Exercise aim
Write out all the material exactly. Leave nothing out.
## Start Dataset records
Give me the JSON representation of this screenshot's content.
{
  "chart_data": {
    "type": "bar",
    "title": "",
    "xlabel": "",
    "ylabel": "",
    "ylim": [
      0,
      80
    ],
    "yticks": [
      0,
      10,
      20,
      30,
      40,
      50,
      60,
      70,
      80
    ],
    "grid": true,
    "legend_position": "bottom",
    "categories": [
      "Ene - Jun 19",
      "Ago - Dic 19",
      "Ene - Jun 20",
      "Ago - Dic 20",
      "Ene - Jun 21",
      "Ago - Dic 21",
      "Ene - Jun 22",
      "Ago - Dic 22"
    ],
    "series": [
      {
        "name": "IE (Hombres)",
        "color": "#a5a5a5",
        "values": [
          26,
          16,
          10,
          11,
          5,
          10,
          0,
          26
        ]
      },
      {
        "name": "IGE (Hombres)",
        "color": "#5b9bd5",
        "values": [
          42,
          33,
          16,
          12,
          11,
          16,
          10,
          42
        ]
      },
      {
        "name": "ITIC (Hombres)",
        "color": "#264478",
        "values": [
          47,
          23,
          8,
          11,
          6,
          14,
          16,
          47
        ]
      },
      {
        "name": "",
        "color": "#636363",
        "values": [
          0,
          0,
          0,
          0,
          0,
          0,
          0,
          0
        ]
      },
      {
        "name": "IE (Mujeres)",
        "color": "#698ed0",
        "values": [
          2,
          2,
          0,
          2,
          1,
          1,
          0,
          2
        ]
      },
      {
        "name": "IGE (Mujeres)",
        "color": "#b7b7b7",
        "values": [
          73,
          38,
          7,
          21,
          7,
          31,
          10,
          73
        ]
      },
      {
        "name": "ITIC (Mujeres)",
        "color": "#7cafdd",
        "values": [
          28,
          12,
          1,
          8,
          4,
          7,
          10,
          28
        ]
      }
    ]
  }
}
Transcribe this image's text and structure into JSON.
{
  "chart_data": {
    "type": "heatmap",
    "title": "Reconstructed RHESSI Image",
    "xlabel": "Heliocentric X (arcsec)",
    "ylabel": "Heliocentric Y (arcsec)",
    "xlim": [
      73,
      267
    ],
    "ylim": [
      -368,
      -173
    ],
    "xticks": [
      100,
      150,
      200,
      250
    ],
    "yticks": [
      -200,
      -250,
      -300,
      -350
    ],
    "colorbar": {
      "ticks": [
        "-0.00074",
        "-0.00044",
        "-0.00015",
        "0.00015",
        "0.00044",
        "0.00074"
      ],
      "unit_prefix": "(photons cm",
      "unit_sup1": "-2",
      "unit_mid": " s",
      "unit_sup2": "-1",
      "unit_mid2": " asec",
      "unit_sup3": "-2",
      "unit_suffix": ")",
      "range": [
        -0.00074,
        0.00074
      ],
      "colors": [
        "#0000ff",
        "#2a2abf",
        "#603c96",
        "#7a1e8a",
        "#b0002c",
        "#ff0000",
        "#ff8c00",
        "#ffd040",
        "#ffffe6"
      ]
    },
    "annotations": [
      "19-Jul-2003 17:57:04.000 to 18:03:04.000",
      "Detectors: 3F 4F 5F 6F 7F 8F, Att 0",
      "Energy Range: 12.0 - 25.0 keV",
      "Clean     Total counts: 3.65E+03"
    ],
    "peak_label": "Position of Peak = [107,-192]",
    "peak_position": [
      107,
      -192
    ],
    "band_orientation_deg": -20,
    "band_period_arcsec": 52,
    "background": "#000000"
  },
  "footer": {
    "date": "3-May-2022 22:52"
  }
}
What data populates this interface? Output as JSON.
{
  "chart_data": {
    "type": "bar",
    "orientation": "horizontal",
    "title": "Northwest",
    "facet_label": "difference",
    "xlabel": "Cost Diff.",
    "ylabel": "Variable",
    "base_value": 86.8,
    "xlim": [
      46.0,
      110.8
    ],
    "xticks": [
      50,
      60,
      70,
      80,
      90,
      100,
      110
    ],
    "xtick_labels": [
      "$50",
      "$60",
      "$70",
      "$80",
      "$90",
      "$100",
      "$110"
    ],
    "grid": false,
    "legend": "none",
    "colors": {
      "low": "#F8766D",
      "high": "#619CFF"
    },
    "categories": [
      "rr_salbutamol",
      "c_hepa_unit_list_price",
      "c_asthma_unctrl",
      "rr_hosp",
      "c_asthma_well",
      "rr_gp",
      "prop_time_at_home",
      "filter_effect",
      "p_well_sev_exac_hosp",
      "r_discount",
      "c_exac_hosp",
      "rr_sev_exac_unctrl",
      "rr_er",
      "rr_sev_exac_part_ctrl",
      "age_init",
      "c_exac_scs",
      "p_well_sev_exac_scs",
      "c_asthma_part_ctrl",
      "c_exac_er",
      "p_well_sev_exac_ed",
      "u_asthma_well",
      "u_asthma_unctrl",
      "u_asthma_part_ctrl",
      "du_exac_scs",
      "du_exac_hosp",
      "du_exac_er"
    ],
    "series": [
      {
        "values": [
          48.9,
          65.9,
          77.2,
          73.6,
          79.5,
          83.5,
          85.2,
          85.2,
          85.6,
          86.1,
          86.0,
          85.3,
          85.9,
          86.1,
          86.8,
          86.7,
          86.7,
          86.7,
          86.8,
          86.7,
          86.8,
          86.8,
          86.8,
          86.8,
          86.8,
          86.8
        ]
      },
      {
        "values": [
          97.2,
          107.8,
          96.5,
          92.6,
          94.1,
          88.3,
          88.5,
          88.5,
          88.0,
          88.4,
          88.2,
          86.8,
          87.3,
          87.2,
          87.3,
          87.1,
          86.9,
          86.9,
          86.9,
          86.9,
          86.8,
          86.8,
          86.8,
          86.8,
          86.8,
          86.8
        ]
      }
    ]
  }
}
## End Dataset records
Exercise result
Give me the JSON representation of this screenshot's content.
{
  "chart_data": {
    "type": "bar",
    "title": "",
    "xlabel": "",
    "ylabel": "",
    "ylim": [
      0,
      80
    ],
    "yticks": [
      0,
      10,
      20,
      30,
      40,
      50,
      60,
      70,
      80
    ],
    "grid": true,
    "legend_position": "bottom",
    "categories": [
      "Ene - Jun 19",
      "Ago - Dic 19",
      "Ene - Jun 20",
      "Ago - Dic 20",
      "Ene - Jun 21",
      "Ago - Dic 21",
      "Ene - Jun 22",
      "Ago - Dic 22"
    ],
    "series": [
      {
        "name": "IE (Hombres)",
        "color": "#a5a5a5",
        "values": [
          26,
          16,
          10,
          11,
          5,
          10,
          0,
          26
        ]
      },
      {
        "name": "IGE (Hombres)",
        "color": "#5b9bd5",
        "values": [
          42,
          33,
          16,
          12,
          11,
          16,
          10,
          42
        ]
      },
      {
        "name": "ITIC (Hombres)",
        "color": "#264478",
        "values": [
          47,
          23,
          8,
          11,
          6,
          14,
          16,
          47
        ]
      },
      {
        "name": "",
        "color": "#636363",
        "values": [
          0,
          0,
          0,
          0,
          0,
          0,
          0,
          0
        ]
      },
      {
        "name": "IE (Mujeres)",
        "color": "#698ed0",
        "values": [
          2,
          2,
          0,
          2,
          1,
          1,
          0,
          2
        ]
      },
      {
        "name": "IGE (Mujeres)",
        "color": "#b7b7b7",
        "values": [
          73,
          38,
          7,
          21,
          7,
          31,
          10,
          73
        ]
      },
      {
        "name": "ITIC (Mujeres)",
        "color": "#7cafdd",
        "values": [
          28,
          12,
          1,
          8,
          4,
          7,
          10,
          28
        ]
      }
    ]
  }
}
Transcribe this image's text and structure into JSON.
{
  "chart_data": {
    "type": "heatmap",
    "title": "Reconstructed RHESSI Image",
    "xlabel": "Heliocentric X (arcsec)",
    "ylabel": "Heliocentric Y (arcsec)",
    "xlim": [
      73,
      267
    ],
    "ylim": [
      -368,
      -173
    ],
    "xticks": [
      100,
      150,
      200,
      250
    ],
    "yticks": [
      -200,
      -250,
      -300,
      -350
    ],
    "colorbar": {
      "ticks": [
        "-0.00074",
        "-0.00044",
        "-0.00015",
        "0.00015",
        "0.00044",
        "0.00074"
      ],
      "unit_prefix": "(photons cm",
      "unit_sup1": "-2",
      "unit_mid": " s",
      "unit_sup2": "-1",
      "unit_mid2": " asec",
      "unit_sup3": "-2",
      "unit_suffix": ")",
      "range": [
        -0.00074,
        0.00074
      ],
      "colors": [
        "#0000ff",
        "#2a2abf",
        "#603c96",
        "#7a1e8a",
        "#b0002c",
        "#ff0000",
        "#ff8c00",
        "#ffd040",
        "#ffffe6"
      ]
    },
    "annotations": [
      "19-Jul-2003 17:57:04.000 to 18:03:04.000",
      "Detectors: 3F 4F 5F 6F 7F 8F, Att 0",
      "Energy Range: 12.0 - 25.0 keV",
      "Clean     Total counts: 3.65E+03"
    ],
    "peak_label": "Position of Peak = [107,-192]",
    "peak_position": [
      107,
      -192
    ],
    "band_orientation_deg": -20,
    "band_period_arcsec": 52,
    "background": "#000000"
  },
  "footer": {
    "date": "3-May-2022 22:52"
  }
}
What data populates this interface? Output as JSON.
{
  "chart_data": {
    "type": "bar",
    "orientation": "horizontal",
    "title": "Northwest",
    "facet_label": "difference",
    "xlabel": "Cost Diff.",
    "ylabel": "Variable",
    "base_value": 86.8,
    "xlim": [
      46.0,
      110.8
    ],
    "xticks": [
      50,
      60,
      70,
      80,
      90,
      100,
      110
    ],
    "xtick_labels": [
      "$50",
      "$60",
      "$70",
      "$80",
      "$90",
      "$100",
      "$110"
    ],
    "grid": false,
    "legend": "none",
    "colors": {
      "low": "#F8766D",
      "high": "#619CFF"
    },
    "categories": [
      "rr_salbutamol",
      "c_hepa_unit_list_price",
      "c_asthma_unctrl",
      "rr_hosp",
      "c_asthma_well",
      "rr_gp",
      "prop_time_at_home",
      "filter_effect",
      "p_well_sev_exac_hosp",
      "r_discount",
      "c_exac_hosp",
      "rr_sev_exac_unctrl",
      "rr_er",
      "rr_sev_exac_part_ctrl",
      "age_init",
      "c_exac_scs",
      "p_well_sev_exac_scs",
      "c_asthma_part_ctrl",
      "c_exac_er",
      "p_well_sev_exac_ed",
      "u_asthma_well",
      "u_asthma_unctrl",
      "u_asthma_part_ctrl",
      "du_exac_scs",
      "du_exac_hosp",
      "du_exac_er"
    ],
    "series": [
      {
        "values": [
          48.9,
          65.9,
          77.2,
          73.6,
          79.5,
          83.5,
          85.2,
          85.2,
          85.6,
          86.1,
          86.0,
          85.3,
          85.9,
          86.1,
          86.8,
          86.7,
          86.7,
          86.7,
          86.8,
          86.7,
          86.8,
          86.8,
          86.8,
          86.8,
          86.8,
          86.8
        ]
      },
      {
        "values": [
          97.2,
          107.8,
          96.5,
          92.6,
          94.1,
          88.3,
          88.5,
          88.5,
          88.0,
          88.4,
          88.2,
          86.8,
          87.3,
          87.2,
          87.3,
          87.1,
          86.9,
          86.9,
          86.9,
          86.9,
          86.8,
          86.8,
          86.8,
          86.8,
          86.8,
          86.8
        ]
      }
    ]
  }
}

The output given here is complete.